--- Begin TEXT EXCERPT ---

Fall home maintenance projects are important to make sure your home is ready for winter and the holiday events that are just around the corner. Get them done with these quick tips over the next few weekends and you’ll be ready to hibernate!

 

Fall Maintenance Checklist

Fall Maintenance Checklist

Different regions have different kinds of falls. In some places, it’s cool and rainy, and in others, it’s sunny and dry. Often, fall is a time for gathering in the harvest and preparing for festive holidays indoors. No matter what kind of fall you have, these steps can help during the transition from summer to winter.

Inside the home

Fall is a good time to complete indoor projects.

  • Repair vinyl and wood floors
  • Examine and repair indoor staircases
  • Test the furnace to make sure it works properly
  • Maintain locks, lubricating as necessary
  • Repair and replace caulking in floors and baseboards and around windows and doors
  • Remove and replace crumbling caulk around the bathtub, sink, or toilet, and also make sure there is no moisture under the bathtub or shower stall
  • Test for radon gas
  • Lubricate squeaking doors
  • Evaluate insulation
  • Have ventilation ducts cleaned, inspected, and repaired
  • Check for mice and rats—put out traps in areas pests might sneak into the home
  • Patch and paint holes and cracks in walls and ceilings, watch for indications of water damage
  • Test smoke and carbon monoxide detectors, and replace batteries if needed
  • Repair indoor woodwork
  • Check the stove exhaust fan and remove dust and grease build-up  
  • Install plastic sheets on windows that require extra wind protection
  • Add weather stripping around doors

Outside the Home

With shorter days and the approach of winter, take some time to check the exterior of your home.

--- End TEXT EXCERPT ---
--- Begin DATA SHOWN ---

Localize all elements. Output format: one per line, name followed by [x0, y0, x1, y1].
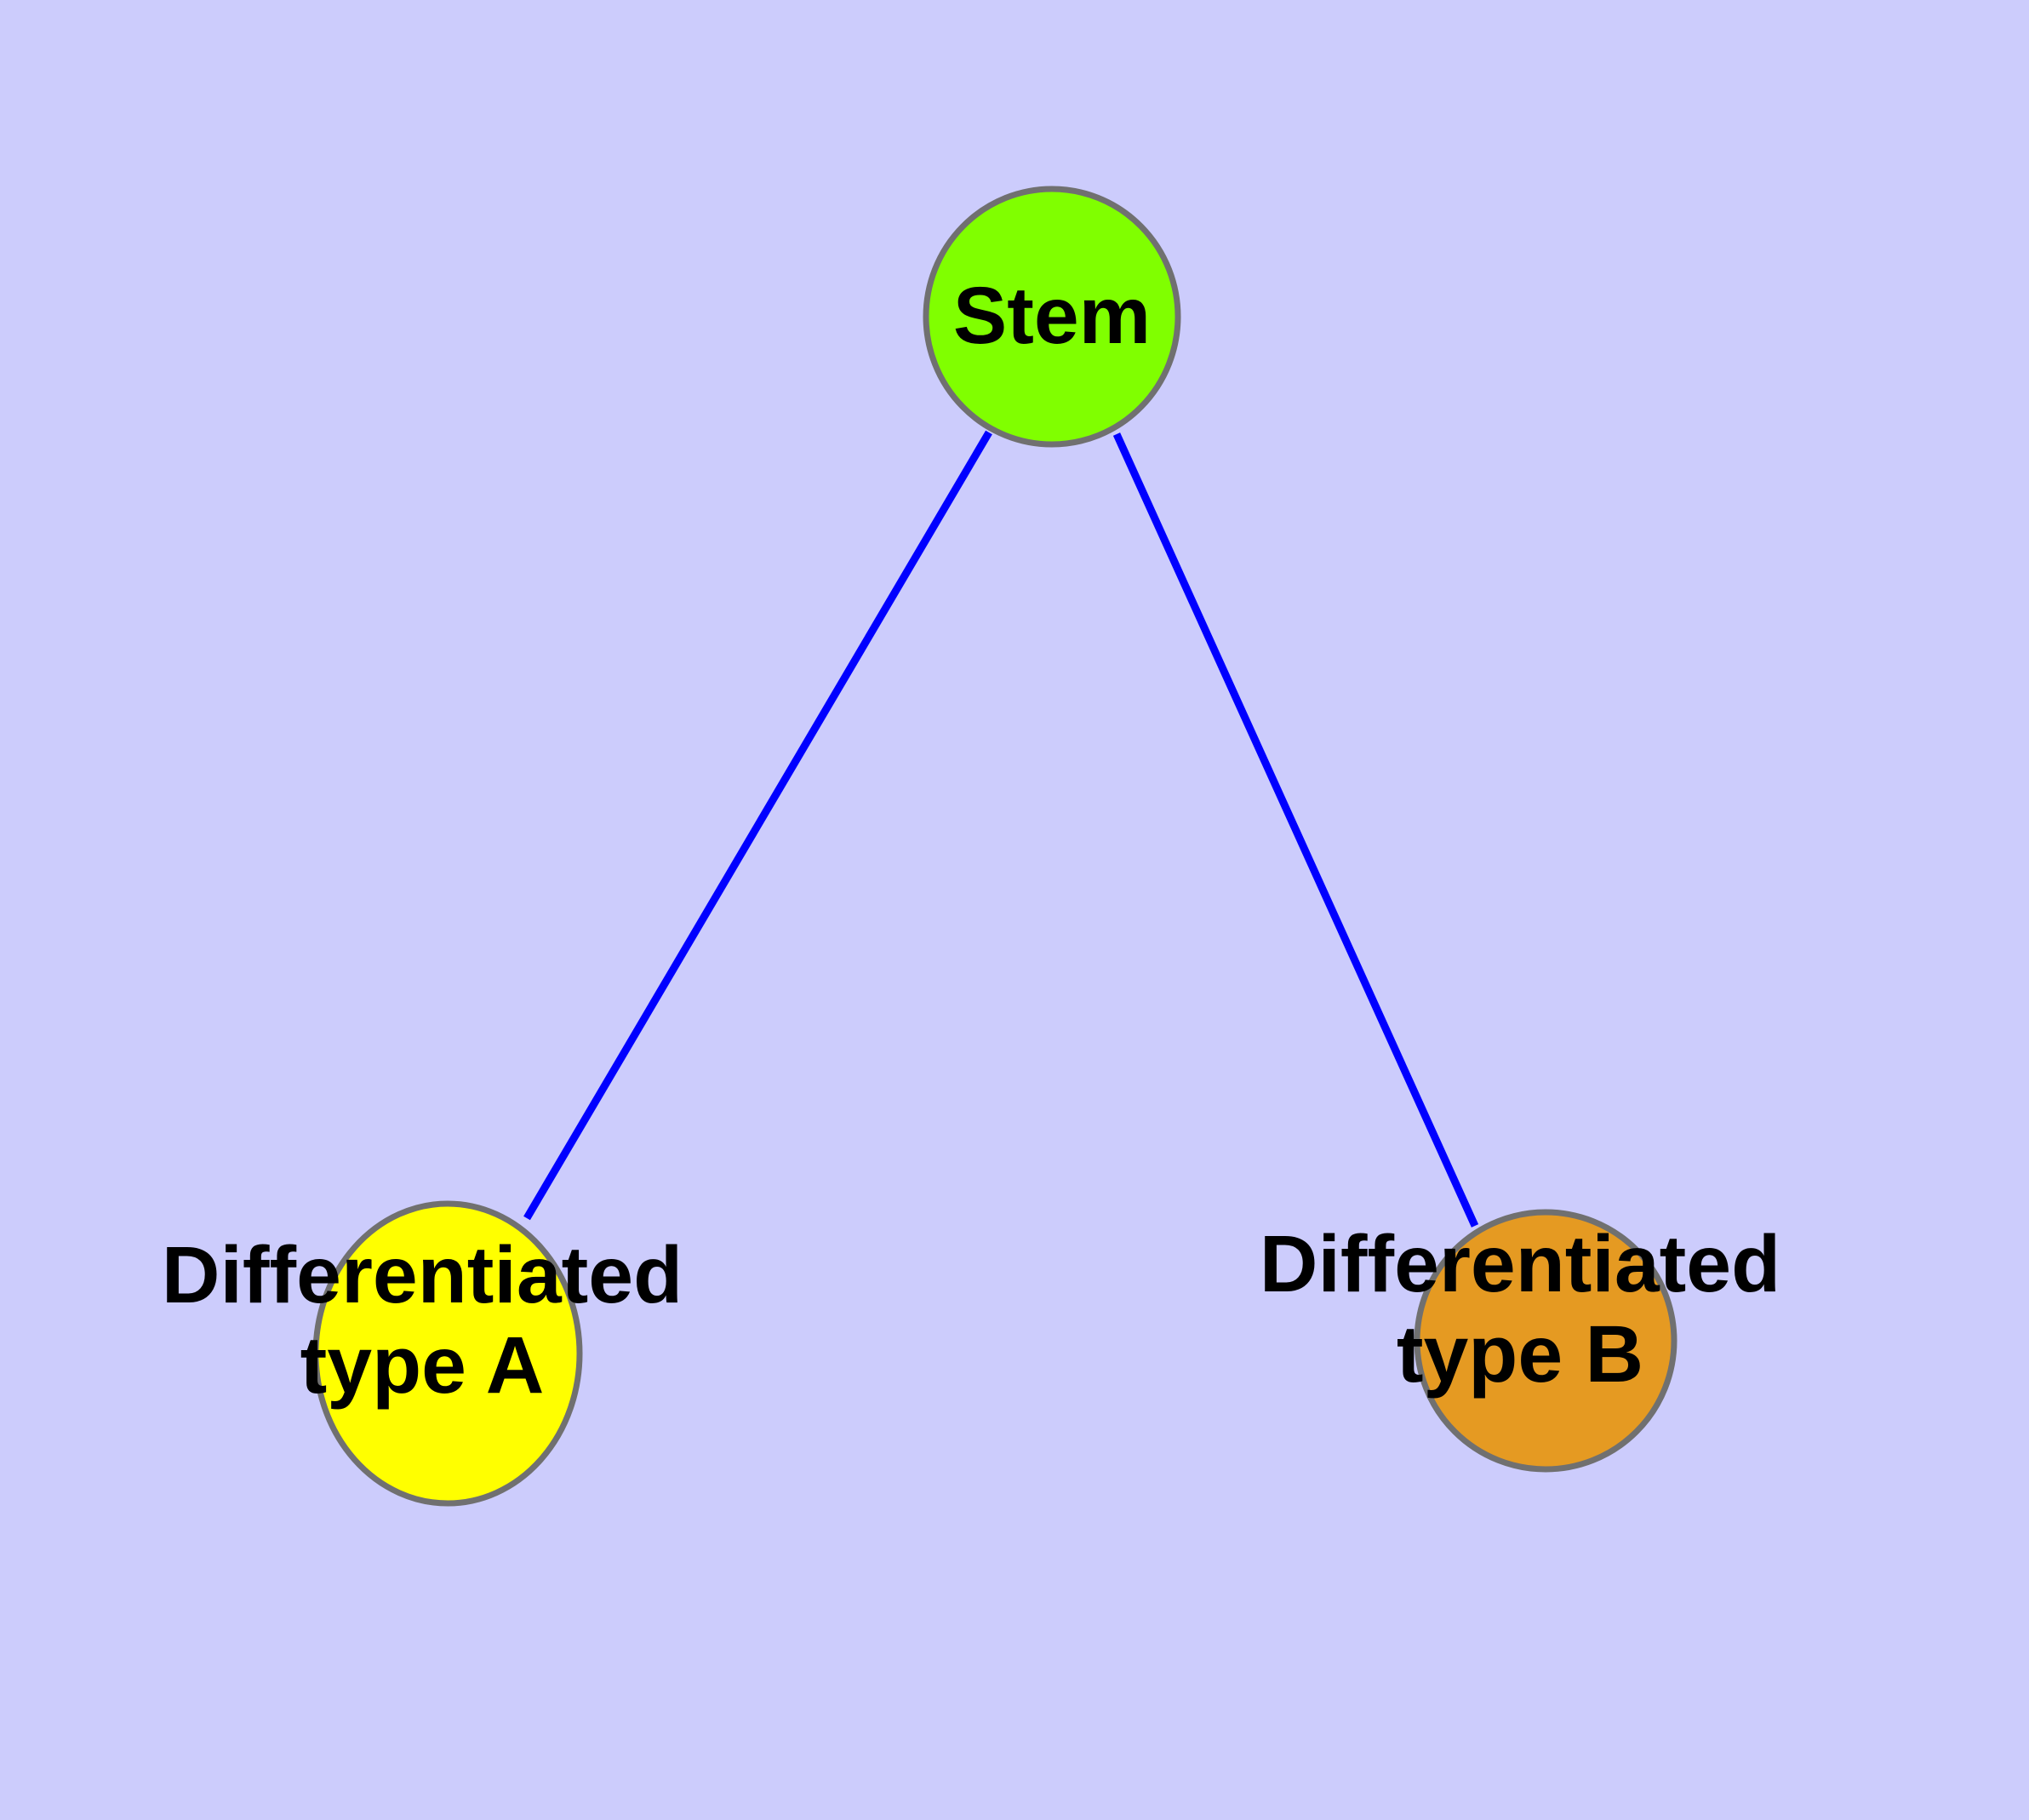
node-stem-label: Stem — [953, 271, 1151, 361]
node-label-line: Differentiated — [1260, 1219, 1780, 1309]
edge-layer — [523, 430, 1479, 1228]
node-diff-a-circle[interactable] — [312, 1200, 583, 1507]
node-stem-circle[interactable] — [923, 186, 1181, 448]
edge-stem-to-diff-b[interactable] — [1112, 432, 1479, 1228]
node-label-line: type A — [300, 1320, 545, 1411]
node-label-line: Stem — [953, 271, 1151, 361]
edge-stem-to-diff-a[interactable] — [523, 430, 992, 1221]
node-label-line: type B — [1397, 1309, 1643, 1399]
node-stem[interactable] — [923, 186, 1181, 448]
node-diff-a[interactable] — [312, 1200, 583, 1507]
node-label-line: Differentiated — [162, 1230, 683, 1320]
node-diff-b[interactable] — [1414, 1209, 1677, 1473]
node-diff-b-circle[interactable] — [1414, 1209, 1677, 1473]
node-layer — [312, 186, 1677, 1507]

--- End DATA SHOWN ---
--- Begin DATA SHOWN ---

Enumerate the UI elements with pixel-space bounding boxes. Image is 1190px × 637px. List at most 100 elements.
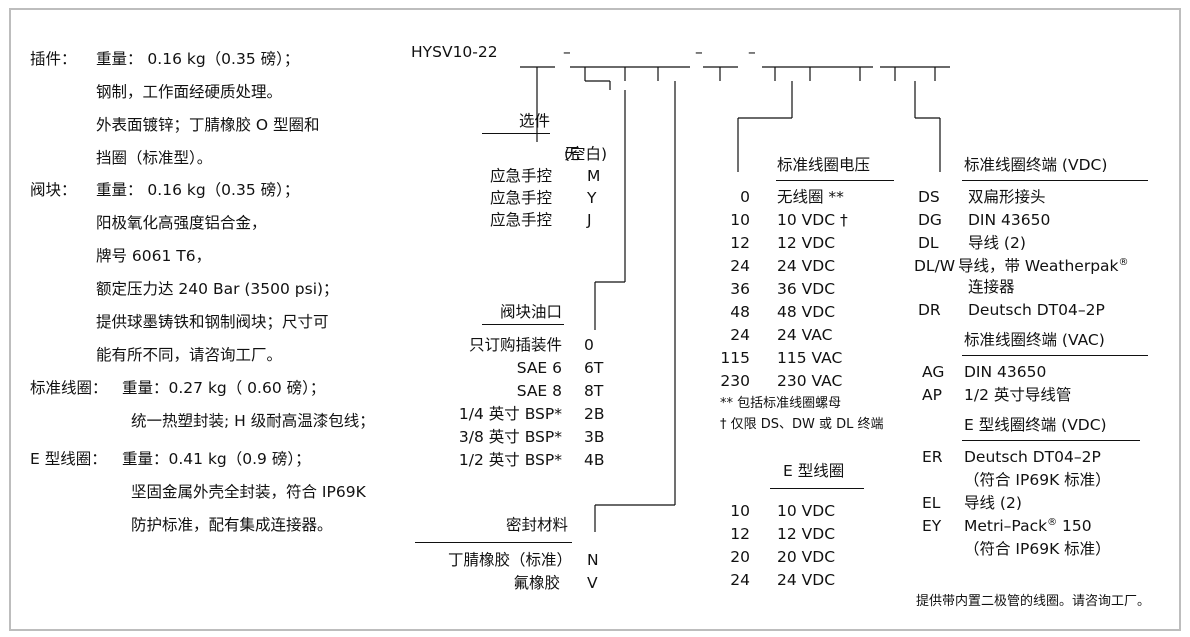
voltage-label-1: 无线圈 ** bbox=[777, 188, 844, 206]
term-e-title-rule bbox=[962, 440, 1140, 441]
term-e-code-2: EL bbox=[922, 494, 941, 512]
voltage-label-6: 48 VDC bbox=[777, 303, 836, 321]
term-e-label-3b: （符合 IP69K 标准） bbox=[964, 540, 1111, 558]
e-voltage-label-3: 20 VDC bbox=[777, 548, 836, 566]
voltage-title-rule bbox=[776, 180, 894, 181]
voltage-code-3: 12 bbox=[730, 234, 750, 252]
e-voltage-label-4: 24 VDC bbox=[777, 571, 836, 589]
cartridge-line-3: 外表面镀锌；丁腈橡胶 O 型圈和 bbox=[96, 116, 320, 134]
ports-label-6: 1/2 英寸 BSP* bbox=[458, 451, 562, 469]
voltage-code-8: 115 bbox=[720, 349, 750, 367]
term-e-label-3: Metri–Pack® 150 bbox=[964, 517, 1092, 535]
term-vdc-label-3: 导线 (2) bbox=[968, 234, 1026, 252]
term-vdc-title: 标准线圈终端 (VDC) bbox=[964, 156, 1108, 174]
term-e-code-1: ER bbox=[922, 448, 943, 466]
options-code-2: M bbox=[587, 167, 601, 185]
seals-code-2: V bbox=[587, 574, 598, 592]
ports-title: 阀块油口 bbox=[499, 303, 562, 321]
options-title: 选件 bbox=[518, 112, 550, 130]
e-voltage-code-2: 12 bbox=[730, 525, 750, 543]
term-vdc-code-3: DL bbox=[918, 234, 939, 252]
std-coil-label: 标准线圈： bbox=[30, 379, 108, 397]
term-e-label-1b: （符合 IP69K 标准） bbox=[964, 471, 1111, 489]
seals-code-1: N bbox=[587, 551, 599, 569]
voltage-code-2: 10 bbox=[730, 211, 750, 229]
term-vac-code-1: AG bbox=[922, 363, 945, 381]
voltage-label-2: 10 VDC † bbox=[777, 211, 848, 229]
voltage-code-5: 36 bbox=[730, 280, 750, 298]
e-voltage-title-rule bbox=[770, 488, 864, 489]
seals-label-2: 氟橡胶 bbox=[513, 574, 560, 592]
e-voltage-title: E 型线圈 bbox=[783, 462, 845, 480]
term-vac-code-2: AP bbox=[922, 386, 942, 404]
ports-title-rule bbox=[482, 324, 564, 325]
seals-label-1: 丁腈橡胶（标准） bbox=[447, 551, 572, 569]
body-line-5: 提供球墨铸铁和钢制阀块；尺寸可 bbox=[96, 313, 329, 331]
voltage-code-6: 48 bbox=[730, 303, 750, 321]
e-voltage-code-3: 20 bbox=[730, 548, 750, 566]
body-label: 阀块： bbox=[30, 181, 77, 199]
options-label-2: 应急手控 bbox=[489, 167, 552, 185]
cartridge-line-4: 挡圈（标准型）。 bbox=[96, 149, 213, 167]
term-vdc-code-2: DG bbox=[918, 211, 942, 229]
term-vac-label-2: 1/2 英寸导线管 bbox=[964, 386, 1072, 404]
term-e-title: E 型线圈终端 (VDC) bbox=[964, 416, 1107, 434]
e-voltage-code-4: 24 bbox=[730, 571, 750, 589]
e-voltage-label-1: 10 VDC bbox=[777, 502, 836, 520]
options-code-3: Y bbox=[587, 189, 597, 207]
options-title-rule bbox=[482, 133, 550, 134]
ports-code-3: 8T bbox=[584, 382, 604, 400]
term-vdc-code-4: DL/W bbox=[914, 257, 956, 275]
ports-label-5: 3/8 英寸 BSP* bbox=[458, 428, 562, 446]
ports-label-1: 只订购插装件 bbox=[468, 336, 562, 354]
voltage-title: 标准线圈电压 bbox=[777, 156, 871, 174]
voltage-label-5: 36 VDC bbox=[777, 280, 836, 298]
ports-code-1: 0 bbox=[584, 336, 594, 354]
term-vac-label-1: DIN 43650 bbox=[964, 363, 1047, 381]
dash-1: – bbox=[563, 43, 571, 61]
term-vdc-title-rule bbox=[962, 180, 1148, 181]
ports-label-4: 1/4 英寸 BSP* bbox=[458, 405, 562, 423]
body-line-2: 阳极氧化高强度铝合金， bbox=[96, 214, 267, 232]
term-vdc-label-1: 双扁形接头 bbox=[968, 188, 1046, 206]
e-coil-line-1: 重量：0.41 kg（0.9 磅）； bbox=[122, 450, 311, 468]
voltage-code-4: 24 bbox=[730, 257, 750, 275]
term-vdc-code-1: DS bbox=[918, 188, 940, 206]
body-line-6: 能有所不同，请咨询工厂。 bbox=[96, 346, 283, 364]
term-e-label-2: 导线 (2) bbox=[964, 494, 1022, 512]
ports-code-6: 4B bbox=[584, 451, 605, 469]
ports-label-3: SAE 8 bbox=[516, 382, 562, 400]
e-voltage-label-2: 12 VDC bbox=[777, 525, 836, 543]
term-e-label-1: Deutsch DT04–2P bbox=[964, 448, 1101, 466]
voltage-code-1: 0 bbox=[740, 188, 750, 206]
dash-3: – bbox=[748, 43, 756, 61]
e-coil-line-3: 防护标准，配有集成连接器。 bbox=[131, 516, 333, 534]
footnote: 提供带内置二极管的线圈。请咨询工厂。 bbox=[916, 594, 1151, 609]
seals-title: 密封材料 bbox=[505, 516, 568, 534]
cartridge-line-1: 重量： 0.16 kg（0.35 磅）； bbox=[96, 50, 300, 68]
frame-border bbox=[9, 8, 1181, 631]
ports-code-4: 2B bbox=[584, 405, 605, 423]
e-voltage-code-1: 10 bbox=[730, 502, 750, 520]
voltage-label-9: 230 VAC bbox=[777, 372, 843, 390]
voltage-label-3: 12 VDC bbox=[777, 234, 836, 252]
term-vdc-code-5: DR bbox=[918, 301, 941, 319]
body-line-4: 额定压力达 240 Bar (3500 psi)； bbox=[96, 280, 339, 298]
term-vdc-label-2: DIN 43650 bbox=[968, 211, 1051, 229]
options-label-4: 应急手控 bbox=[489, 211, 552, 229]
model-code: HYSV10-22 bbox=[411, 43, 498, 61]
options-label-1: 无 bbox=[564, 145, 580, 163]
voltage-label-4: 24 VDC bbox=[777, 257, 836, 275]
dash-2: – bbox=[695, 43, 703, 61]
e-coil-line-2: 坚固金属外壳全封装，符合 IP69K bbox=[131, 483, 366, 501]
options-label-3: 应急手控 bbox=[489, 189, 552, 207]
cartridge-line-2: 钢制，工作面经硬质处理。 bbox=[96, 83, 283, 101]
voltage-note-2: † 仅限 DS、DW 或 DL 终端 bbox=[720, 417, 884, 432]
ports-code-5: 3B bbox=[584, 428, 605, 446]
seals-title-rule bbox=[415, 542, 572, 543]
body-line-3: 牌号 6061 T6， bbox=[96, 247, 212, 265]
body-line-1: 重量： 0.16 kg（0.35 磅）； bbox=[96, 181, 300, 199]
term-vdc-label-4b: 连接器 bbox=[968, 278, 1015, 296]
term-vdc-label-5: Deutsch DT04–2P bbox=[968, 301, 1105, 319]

--- End DATA SHOWN ---

- [PROBLEM SET]
- a) According to the fall maintenance checklist, what should be done with smoke and carbon monoxide detectors?
- b) Find every row that contains the word "Differentiated". Uppercase and lowercase must match.

- [ANSWERS GIVEN]
- a) Test them, and replace their batteries if needed.

- b)
node-label-line: Differentiated — [1260, 1219, 1780, 1309]
node-label-line: Differentiated — [162, 1230, 683, 1320]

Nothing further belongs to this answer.